Give the number of lines in this listing that contain "SetAccountDataService", with no other words.

GIVEN DATA:
● ● ● ● ● ● ●

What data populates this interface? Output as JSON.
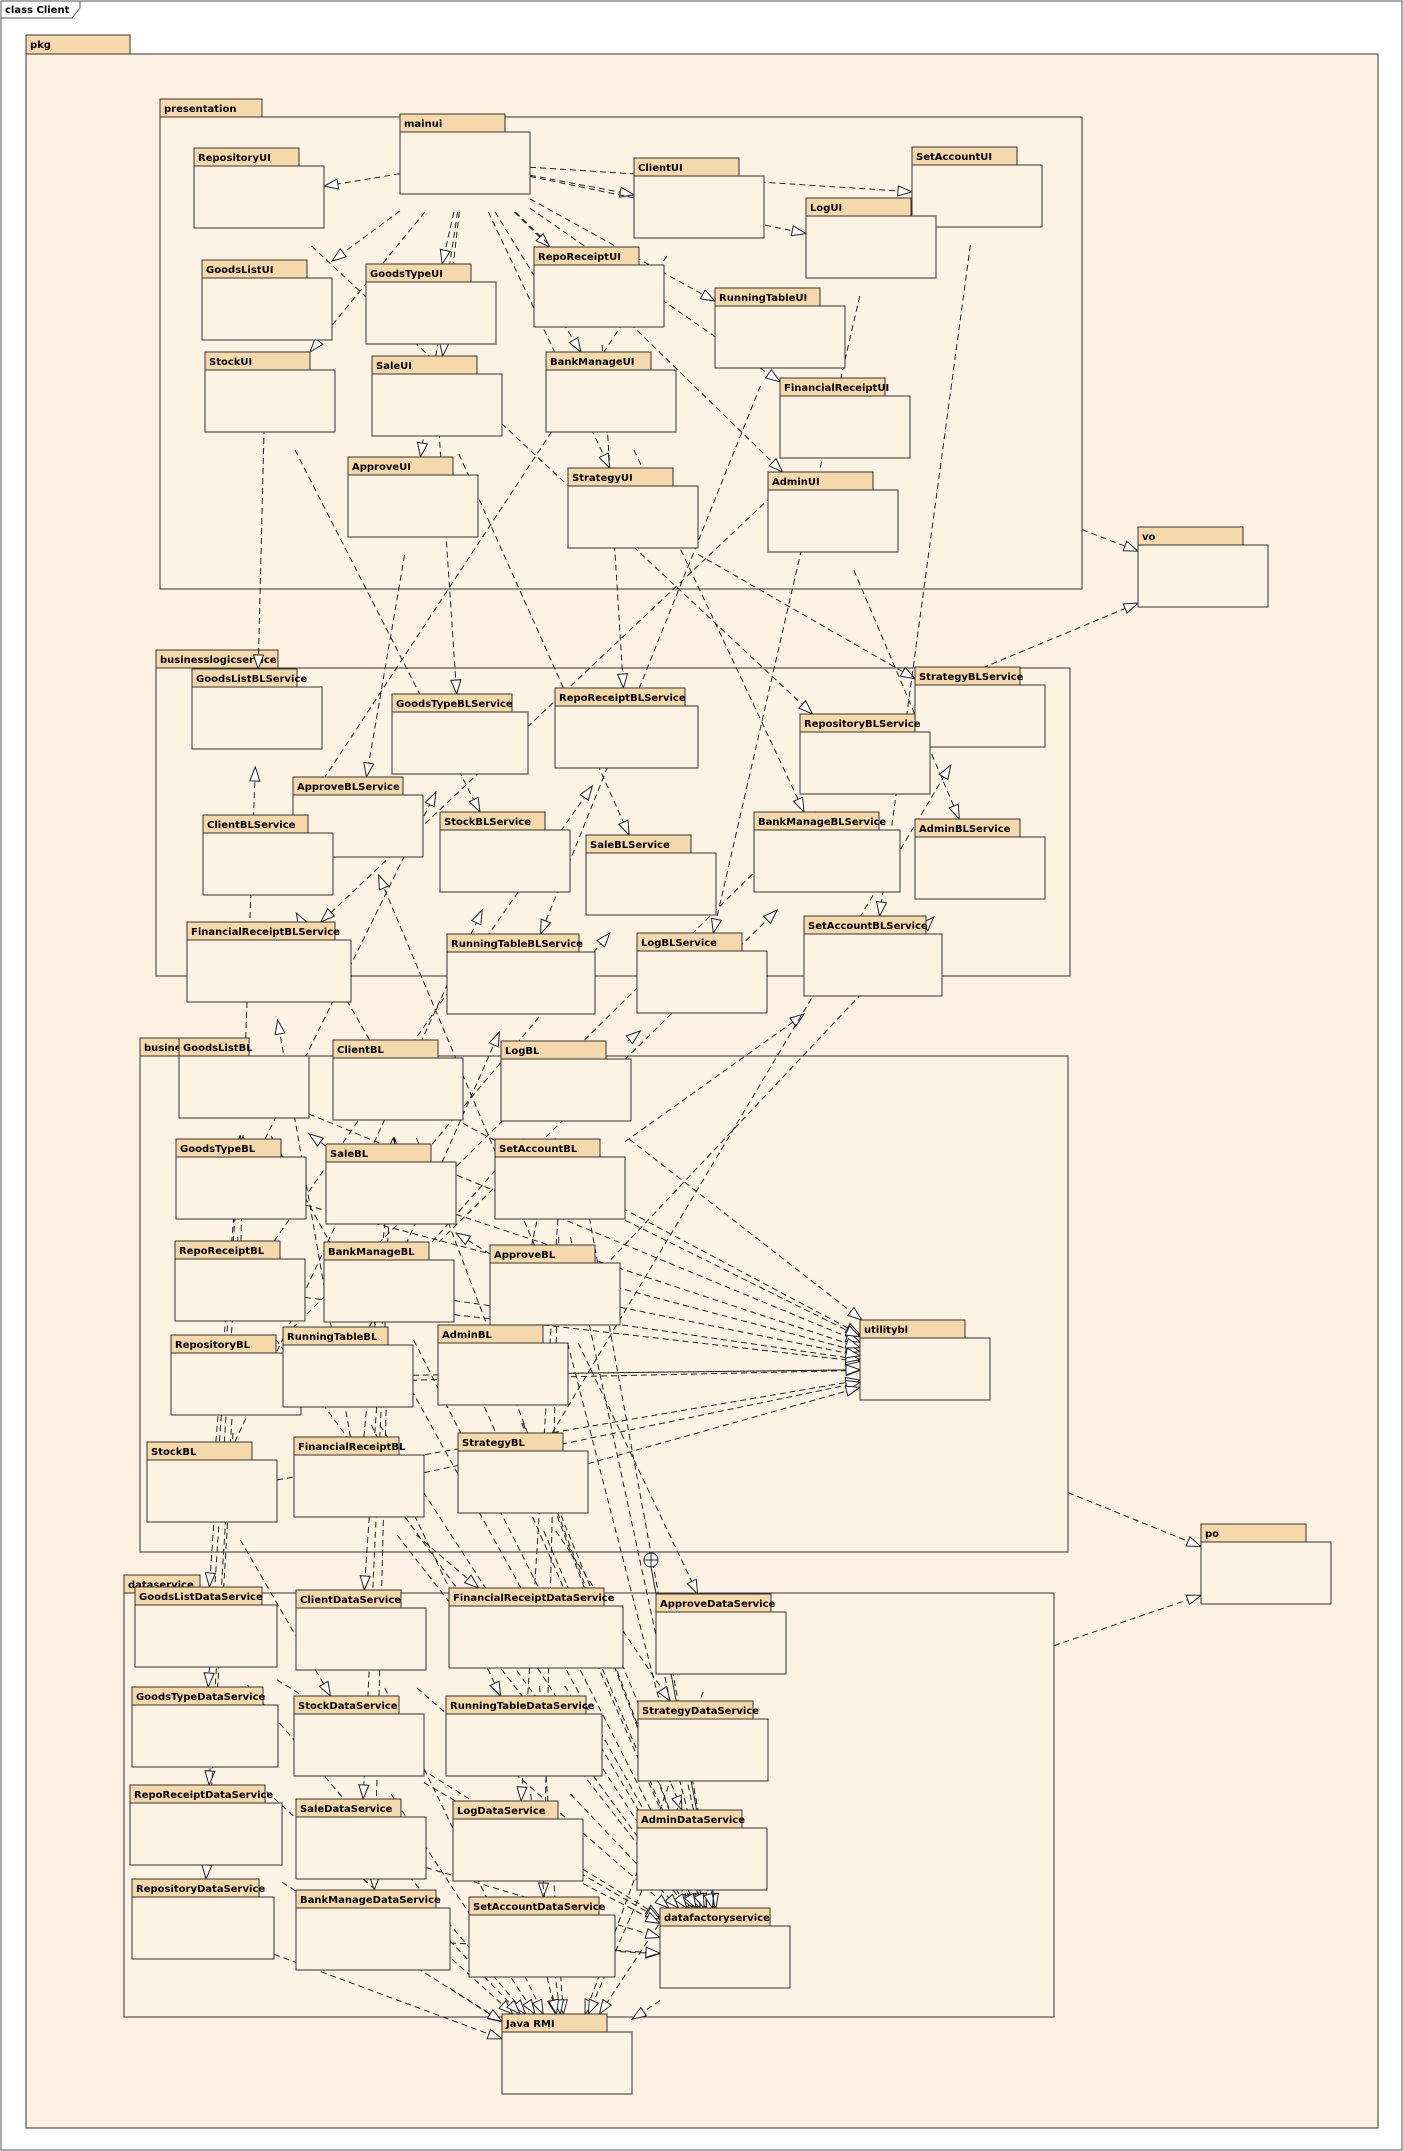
{
  "diagram_title": "class Client",
  "root_package": "pkg",
  "colors": {
    "frame_fill": "#fcf1e2",
    "tab_fill": "#f6d9ab",
    "box_fill": "#fdf3e5",
    "stroke": "#333333",
    "outer_fill": "#ffffff"
  },
  "groups": [
    {
      "id": "presentation",
      "label": "presentation"
    },
    {
      "id": "businesslogicservice",
      "label": "businesslogicservice"
    },
    {
      "id": "businesslogic",
      "label": "businesslogic"
    },
    {
      "id": "dataservice",
      "label": "dataservice"
    }
  ],
  "packages": [
    {
      "id": "mainui",
      "label": "mainui"
    },
    {
      "id": "RepositoryUI",
      "label": "RepositoryUI"
    },
    {
      "id": "ClientUI",
      "label": "ClientUI"
    },
    {
      "id": "SetAccountUI",
      "label": "SetAccountUI"
    },
    {
      "id": "LogUI",
      "label": "LogUI"
    },
    {
      "id": "GoodsListUI",
      "label": "GoodsListUI"
    },
    {
      "id": "GoodsTypeUI",
      "label": "GoodsTypeUI"
    },
    {
      "id": "RepoReceiptUI",
      "label": "RepoReceiptUI"
    },
    {
      "id": "RunningTableUI",
      "label": "RunningTableUI"
    },
    {
      "id": "StockUI",
      "label": "StockUI"
    },
    {
      "id": "SaleUI",
      "label": "SaleUI"
    },
    {
      "id": "BankManageUI",
      "label": "BankManageUI"
    },
    {
      "id": "FinancialReceiptUI",
      "label": "FinancialReceiptUI"
    },
    {
      "id": "ApproveUI",
      "label": "ApproveUI"
    },
    {
      "id": "StrategyUI",
      "label": "StrategyUI"
    },
    {
      "id": "AdminUI",
      "label": "AdminUI"
    },
    {
      "id": "vo",
      "label": "vo"
    },
    {
      "id": "GoodsListBLService",
      "label": "GoodsListBLService"
    },
    {
      "id": "GoodsTypeBLService",
      "label": "GoodsTypeBLService"
    },
    {
      "id": "RepoReceiptBLService",
      "label": "RepoReceiptBLService"
    },
    {
      "id": "StrategyBLService",
      "label": "StrategyBLService"
    },
    {
      "id": "RepositoryBLService",
      "label": "RepositoryBLService"
    },
    {
      "id": "ApproveBLService",
      "label": "ApproveBLService"
    },
    {
      "id": "ClientBLService",
      "label": "ClientBLService"
    },
    {
      "id": "StockBLService",
      "label": "StockBLService"
    },
    {
      "id": "SaleBLService",
      "label": "SaleBLService"
    },
    {
      "id": "BankManageBLService",
      "label": "BankManageBLService"
    },
    {
      "id": "AdminBLService",
      "label": "AdminBLService"
    },
    {
      "id": "FinancialReceiptBLService",
      "label": "FinancialReceiptBLService"
    },
    {
      "id": "RunningTableBLService",
      "label": "RunningTableBLService"
    },
    {
      "id": "LogBLService",
      "label": "LogBLService"
    },
    {
      "id": "SetAccountBLService",
      "label": "SetAccountBLService"
    },
    {
      "id": "GoodsListBL",
      "label": "GoodsListBL"
    },
    {
      "id": "ClientBL",
      "label": "ClientBL"
    },
    {
      "id": "LogBL",
      "label": "LogBL"
    },
    {
      "id": "GoodsTypeBL",
      "label": "GoodsTypeBL"
    },
    {
      "id": "SaleBL",
      "label": "SaleBL"
    },
    {
      "id": "SetAccountBL",
      "label": "SetAccountBL"
    },
    {
      "id": "RepoReceiptBL",
      "label": "RepoReceiptBL"
    },
    {
      "id": "BankManageBL",
      "label": "BankManageBL"
    },
    {
      "id": "ApproveBL",
      "label": "ApproveBL"
    },
    {
      "id": "RepositoryBL",
      "label": "RepositoryBL"
    },
    {
      "id": "RunningTableBL",
      "label": "RunningTableBL"
    },
    {
      "id": "AdminBL",
      "label": "AdminBL"
    },
    {
      "id": "utilitybl",
      "label": "utilitybl"
    },
    {
      "id": "StockBL",
      "label": "StockBL"
    },
    {
      "id": "FinancialReceiptBL",
      "label": "FinancialReceiptBL"
    },
    {
      "id": "StrategyBL",
      "label": "StrategyBL"
    },
    {
      "id": "po",
      "label": "po"
    },
    {
      "id": "GoodsListDataService",
      "label": "GoodsListDataService"
    },
    {
      "id": "ClientDataService",
      "label": "ClientDataService"
    },
    {
      "id": "FinancialReceiptDataService",
      "label": "FinancialReceiptDataService"
    },
    {
      "id": "ApproveDataService",
      "label": "ApproveDataService"
    },
    {
      "id": "GoodsTypeDataService",
      "label": "GoodsTypeDataService"
    },
    {
      "id": "StockDataService",
      "label": "StockDataService"
    },
    {
      "id": "RunningTableDataService",
      "label": "RunningTableDataService"
    },
    {
      "id": "StrategyDataService",
      "label": "StrategyDataService"
    },
    {
      "id": "RepoReceiptDataService",
      "label": "RepoReceiptDataService"
    },
    {
      "id": "SaleDataService",
      "label": "SaleDataService"
    },
    {
      "id": "LogDataService",
      "label": "LogDataService"
    },
    {
      "id": "AdminDataService",
      "label": "AdminDataService"
    },
    {
      "id": "RepositoryDataService",
      "label": "RepositoryDataService"
    },
    {
      "id": "BankManageDataService",
      "label": "BankManageDataService"
    },
    {
      "id": "SetAccountDataService",
      "label": "SetAccountDataService"
    },
    {
      "id": "datafactoryservice",
      "label": "datafactoryservice"
    },
    {
      "id": "JavaRMI",
      "label": "Java RMI"
    }
  ],
  "dependencies": [
    [
      "mainui",
      "RepositoryUI"
    ],
    [
      "mainui",
      "ClientUI"
    ],
    [
      "mainui",
      "SetAccountUI"
    ],
    [
      "mainui",
      "LogUI"
    ],
    [
      "mainui",
      "GoodsListUI"
    ],
    [
      "mainui",
      "GoodsTypeUI"
    ],
    [
      "mainui",
      "RepoReceiptUI"
    ],
    [
      "mainui",
      "RunningTableUI"
    ],
    [
      "mainui",
      "StockUI"
    ],
    [
      "mainui",
      "SaleUI"
    ],
    [
      "mainui",
      "BankManageUI"
    ],
    [
      "mainui",
      "FinancialReceiptUI"
    ],
    [
      "mainui",
      "ApproveUI"
    ],
    [
      "mainui",
      "StrategyUI"
    ],
    [
      "mainui",
      "AdminUI"
    ],
    [
      "presentation",
      "vo"
    ],
    [
      "businesslogicservice",
      "vo"
    ],
    [
      "GoodsListUI",
      "GoodsListBLService"
    ],
    [
      "GoodsTypeUI",
      "GoodsTypeBLService"
    ],
    [
      "RepoReceiptUI",
      "RepoReceiptBLService"
    ],
    [
      "RepositoryUI",
      "RepositoryBLService"
    ],
    [
      "StrategyUI",
      "StrategyBLService"
    ],
    [
      "ApproveUI",
      "ApproveBLService"
    ],
    [
      "ClientUI",
      "ClientBLService"
    ],
    [
      "StockUI",
      "StockBLService"
    ],
    [
      "SaleUI",
      "SaleBLService"
    ],
    [
      "BankManageUI",
      "BankManageBLService"
    ],
    [
      "AdminUI",
      "AdminBLService"
    ],
    [
      "FinancialReceiptUI",
      "FinancialReceiptBLService"
    ],
    [
      "RunningTableUI",
      "RunningTableBLService"
    ],
    [
      "LogUI",
      "LogBLService"
    ],
    [
      "SetAccountUI",
      "SetAccountBLService"
    ],
    [
      "GoodsListBL",
      "GoodsListBLService"
    ],
    [
      "ClientBL",
      "ClientBLService"
    ],
    [
      "LogBL",
      "LogBLService"
    ],
    [
      "GoodsTypeBL",
      "GoodsTypeBLService"
    ],
    [
      "SaleBL",
      "SaleBLService"
    ],
    [
      "SetAccountBL",
      "SetAccountBLService"
    ],
    [
      "RepoReceiptBL",
      "RepoReceiptBLService"
    ],
    [
      "BankManageBL",
      "BankManageBLService"
    ],
    [
      "ApproveBL",
      "ApproveBLService"
    ],
    [
      "RepositoryBL",
      "RepositoryBLService"
    ],
    [
      "RunningTableBL",
      "RunningTableBLService"
    ],
    [
      "AdminBL",
      "AdminBLService"
    ],
    [
      "StockBL",
      "StockBLService"
    ],
    [
      "FinancialReceiptBL",
      "FinancialReceiptBLService"
    ],
    [
      "StrategyBL",
      "StrategyBLService"
    ],
    [
      "GoodsListBL",
      "utilitybl"
    ],
    [
      "ClientBL",
      "utilitybl"
    ],
    [
      "LogBL",
      "utilitybl"
    ],
    [
      "GoodsTypeBL",
      "utilitybl"
    ],
    [
      "SaleBL",
      "utilitybl"
    ],
    [
      "SetAccountBL",
      "utilitybl"
    ],
    [
      "RepoReceiptBL",
      "utilitybl"
    ],
    [
      "BankManageBL",
      "utilitybl"
    ],
    [
      "ApproveBL",
      "utilitybl"
    ],
    [
      "RepositoryBL",
      "utilitybl"
    ],
    [
      "RunningTableBL",
      "utilitybl"
    ],
    [
      "AdminBL",
      "utilitybl"
    ],
    [
      "StockBL",
      "utilitybl"
    ],
    [
      "FinancialReceiptBL",
      "utilitybl"
    ],
    [
      "StrategyBL",
      "utilitybl"
    ],
    [
      "SaleBL",
      "GoodsListBL"
    ],
    [
      "SaleBL",
      "ClientBL"
    ],
    [
      "RepoReceiptBL",
      "GoodsListBL"
    ],
    [
      "FinancialReceiptBL",
      "ClientBL"
    ],
    [
      "ApproveBL",
      "SaleBL"
    ],
    [
      "StockBL",
      "GoodsListBL"
    ],
    [
      "BankManageBL",
      "LogBL"
    ],
    [
      "AdminBL",
      "LogBL"
    ],
    [
      "GoodsListBL",
      "GoodsListDataService"
    ],
    [
      "ClientBL",
      "ClientDataService"
    ],
    [
      "FinancialReceiptBL",
      "FinancialReceiptDataService"
    ],
    [
      "ApproveBL",
      "ApproveDataService"
    ],
    [
      "GoodsTypeBL",
      "GoodsTypeDataService"
    ],
    [
      "StockBL",
      "StockDataService"
    ],
    [
      "RunningTableBL",
      "RunningTableDataService"
    ],
    [
      "StrategyBL",
      "StrategyDataService"
    ],
    [
      "RepoReceiptBL",
      "RepoReceiptDataService"
    ],
    [
      "SaleBL",
      "SaleDataService"
    ],
    [
      "LogBL",
      "LogDataService"
    ],
    [
      "AdminBL",
      "AdminDataService"
    ],
    [
      "RepositoryBL",
      "RepositoryDataService"
    ],
    [
      "BankManageBL",
      "BankManageDataService"
    ],
    [
      "SetAccountBL",
      "SetAccountDataService"
    ],
    [
      "GoodsListBL",
      "datafactoryservice"
    ],
    [
      "ClientBL",
      "datafactoryservice"
    ],
    [
      "SaleBL",
      "datafactoryservice"
    ],
    [
      "RepoReceiptBL",
      "datafactoryservice"
    ],
    [
      "BankManageBL",
      "datafactoryservice"
    ],
    [
      "RunningTableBL",
      "datafactoryservice"
    ],
    [
      "AdminBL",
      "datafactoryservice"
    ],
    [
      "StrategyBL",
      "datafactoryservice"
    ],
    [
      "FinancialReceiptBL",
      "datafactoryservice"
    ],
    [
      "SetAccountBL",
      "datafactoryservice"
    ],
    [
      "LogBL",
      "datafactoryservice"
    ],
    [
      "ApproveBL",
      "datafactoryservice"
    ],
    [
      "businesslogic",
      "po"
    ],
    [
      "dataservice",
      "po"
    ],
    [
      "GoodsListDataService",
      "JavaRMI"
    ],
    [
      "ClientDataService",
      "JavaRMI"
    ],
    [
      "FinancialReceiptDataService",
      "JavaRMI"
    ],
    [
      "ApproveDataService",
      "JavaRMI"
    ],
    [
      "GoodsTypeDataService",
      "JavaRMI"
    ],
    [
      "StockDataService",
      "JavaRMI"
    ],
    [
      "RunningTableDataService",
      "JavaRMI"
    ],
    [
      "StrategyDataService",
      "JavaRMI"
    ],
    [
      "RepoReceiptDataService",
      "JavaRMI"
    ],
    [
      "SaleDataService",
      "JavaRMI"
    ],
    [
      "LogDataService",
      "JavaRMI"
    ],
    [
      "AdminDataService",
      "JavaRMI"
    ],
    [
      "RepositoryDataService",
      "JavaRMI"
    ],
    [
      "BankManageDataService",
      "JavaRMI"
    ],
    [
      "SetAccountDataService",
      "JavaRMI"
    ],
    [
      "datafactoryservice",
      "JavaRMI"
    ],
    [
      "GoodsListDataService",
      "datafactoryservice"
    ],
    [
      "ClientDataService",
      "datafactoryservice"
    ],
    [
      "FinancialReceiptDataService",
      "datafactoryservice"
    ],
    [
      "StockDataService",
      "datafactoryservice"
    ],
    [
      "RunningTableDataService",
      "datafactoryservice"
    ],
    [
      "SaleDataService",
      "datafactoryservice"
    ],
    [
      "LogDataService",
      "datafactoryservice"
    ],
    [
      "BankManageDataService",
      "datafactoryservice"
    ],
    [
      "SetAccountDataService",
      "datafactoryservice"
    ]
  ]
}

● ● ● ● ● ● ●

RESULT OF THIS TASK:
5